Lines of data
____
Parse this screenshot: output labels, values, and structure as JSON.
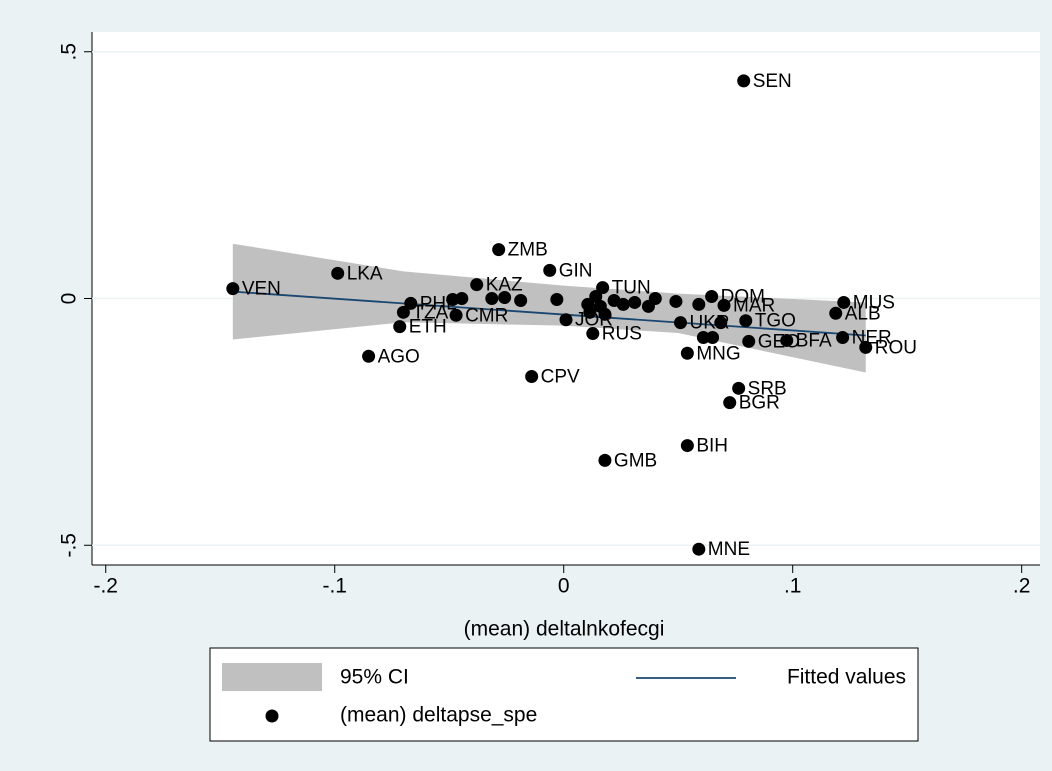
{
  "chart_data": {
    "type": "scatter",
    "x_label": "(mean) deltalnkofecgi",
    "xlim": [
      -0.206,
      0.208
    ],
    "ylim": [
      -0.54,
      0.54
    ],
    "xticks": [
      {
        "value": -0.2,
        "label": "-.2"
      },
      {
        "value": -0.1,
        "label": "-.1"
      },
      0,
      {
        "value": 0.1,
        "label": ".1"
      },
      {
        "value": 0.2,
        "label": ".2"
      }
    ],
    "yticks": [
      {
        "value": -0.5,
        "label": "-.5"
      },
      0,
      {
        "value": 0.5,
        "label": ".5"
      }
    ],
    "grid": true,
    "x": [
      -0.1445,
      -0.0987,
      -0.0284,
      -0.0061,
      -0.038,
      0.0786,
      -0.0852,
      -0.0716,
      -0.07,
      -0.0668,
      -0.047,
      -0.014,
      0.018,
      0.054,
      0.059,
      0.0764,
      0.0725,
      0.054,
      0.0127,
      0.001,
      0.017,
      0.0646,
      0.1223,
      0.1188,
      0.1218,
      0.1319,
      0.0974,
      0.0808,
      0.0795,
      0.07,
      0.051,
      -0.0485,
      -0.0445,
      -0.0314,
      -0.0258,
      -0.0188,
      -0.003,
      0.0105,
      0.0114,
      0.014,
      0.016,
      0.018,
      0.022,
      0.026,
      0.031,
      0.037,
      0.04,
      0.049,
      0.059,
      0.061,
      0.065,
      0.0686
    ],
    "point_labels": [
      "VEN",
      "LKA",
      "ZMB",
      "GIN",
      "KAZ",
      "SEN",
      "AGO",
      "ETH",
      "TZA",
      "PHL",
      "CMR",
      "CPV",
      "GMB",
      "BIH",
      "MNE",
      "SRB",
      "BGR",
      "MNG",
      "RUS",
      "JOR",
      "TUN",
      "DOM",
      "MUS",
      "ALB",
      "NER",
      "ROU",
      "BFA",
      "GEO",
      "TGO",
      "MAR",
      "UKR",
      null,
      null,
      null,
      null,
      null,
      null,
      null,
      null,
      null,
      null,
      null,
      null,
      null,
      null,
      null,
      null,
      null,
      null,
      null,
      null,
      null
    ],
    "series": [
      {
        "name": "(mean) deltapse_spe",
        "color": "#000000",
        "values": [
          0.02,
          0.051,
          0.099,
          0.057,
          0.028,
          0.441,
          -0.117,
          -0.057,
          -0.028,
          -0.01,
          -0.034,
          -0.158,
          -0.328,
          -0.298,
          -0.508,
          -0.182,
          -0.211,
          -0.111,
          -0.071,
          -0.043,
          0.022,
          0.004,
          -0.008,
          -0.03,
          -0.079,
          -0.099,
          -0.085,
          -0.087,
          -0.045,
          -0.014,
          -0.049,
          -0.002,
          0.0,
          0.0,
          0.002,
          -0.004,
          -0.002,
          -0.012,
          -0.028,
          0.004,
          -0.016,
          -0.032,
          -0.004,
          -0.012,
          -0.008,
          -0.016,
          0.0,
          -0.006,
          -0.012,
          -0.079,
          -0.079,
          -0.049
        ]
      }
    ],
    "fit": {
      "name": "Fitted values",
      "color": "#1a476f",
      "x": [
        -0.1445,
        0.1319
      ],
      "values": [
        0.014,
        -0.075
      ]
    },
    "ci": {
      "name": "95% CI",
      "color": "#c0c0c0",
      "x": [
        -0.1445,
        -0.07,
        0,
        0.05,
        0.1319
      ],
      "lower": [
        -0.083,
        -0.048,
        -0.055,
        -0.07,
        -0.15
      ],
      "upper": [
        0.111,
        0.055,
        0.026,
        0.01,
        -0.008
      ]
    }
  }
}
____
Go through the records above and copy every line with the word "color".

◆ Answer to this problem
        "color": "#000000",
      "color": "#1a476f",
      "color": "#c0c0c0",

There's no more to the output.